- WORK INSTRUCTIONS: Of the lines in this listing, how many contain the word "marker"? Give the number and nothing else.

§

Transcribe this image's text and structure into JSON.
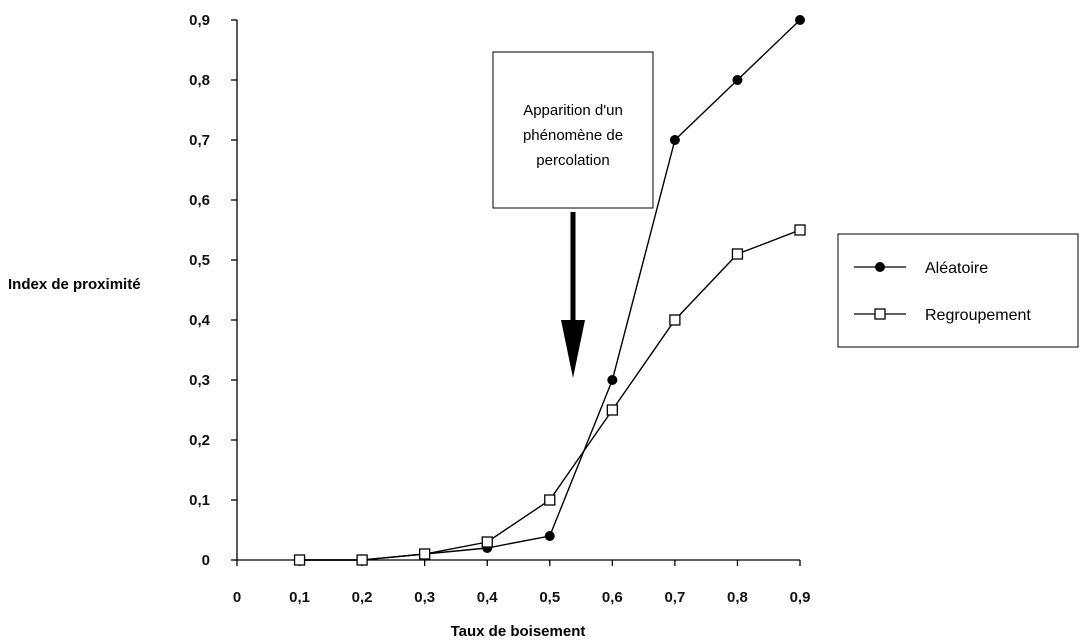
{
  "chart_data": {
    "type": "line",
    "title": "",
    "xlabel": "Taux de boisement",
    "ylabel": "Index de proximité",
    "x_ticks": [
      "0",
      "0,1",
      "0,2",
      "0,3",
      "0,4",
      "0,5",
      "0,6",
      "0,7",
      "0,8",
      "0,9"
    ],
    "y_ticks": [
      "0",
      "0,1",
      "0,2",
      "0,3",
      "0,4",
      "0,5",
      "0,6",
      "0,7",
      "0,8",
      "0,9"
    ],
    "xlim": [
      0,
      0.9
    ],
    "ylim": [
      0,
      0.9
    ],
    "grid": false,
    "legend_position": "right",
    "series": [
      {
        "name": "Aléatoire",
        "marker": "filled-circle",
        "x": [
          0.1,
          0.2,
          0.3,
          0.4,
          0.5,
          0.6,
          0.7,
          0.8,
          0.9
        ],
        "values": [
          0,
          0,
          0.01,
          0.02,
          0.04,
          0.3,
          0.7,
          0.8,
          0.9
        ]
      },
      {
        "name": "Regroupement",
        "marker": "open-square",
        "x": [
          0.1,
          0.2,
          0.3,
          0.4,
          0.5,
          0.6,
          0.7,
          0.8,
          0.9
        ],
        "values": [
          0,
          0,
          0.01,
          0.03,
          0.1,
          0.25,
          0.4,
          0.51,
          0.55
        ]
      }
    ],
    "annotation": {
      "lines": [
        "Apparition d'un",
        "phénomène de",
        "percolation"
      ],
      "arrow": "down",
      "points_to_x": 0.54
    }
  },
  "colors": {
    "line": "#000000",
    "background": "#ffffff"
  }
}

§

- SOLUTION: 2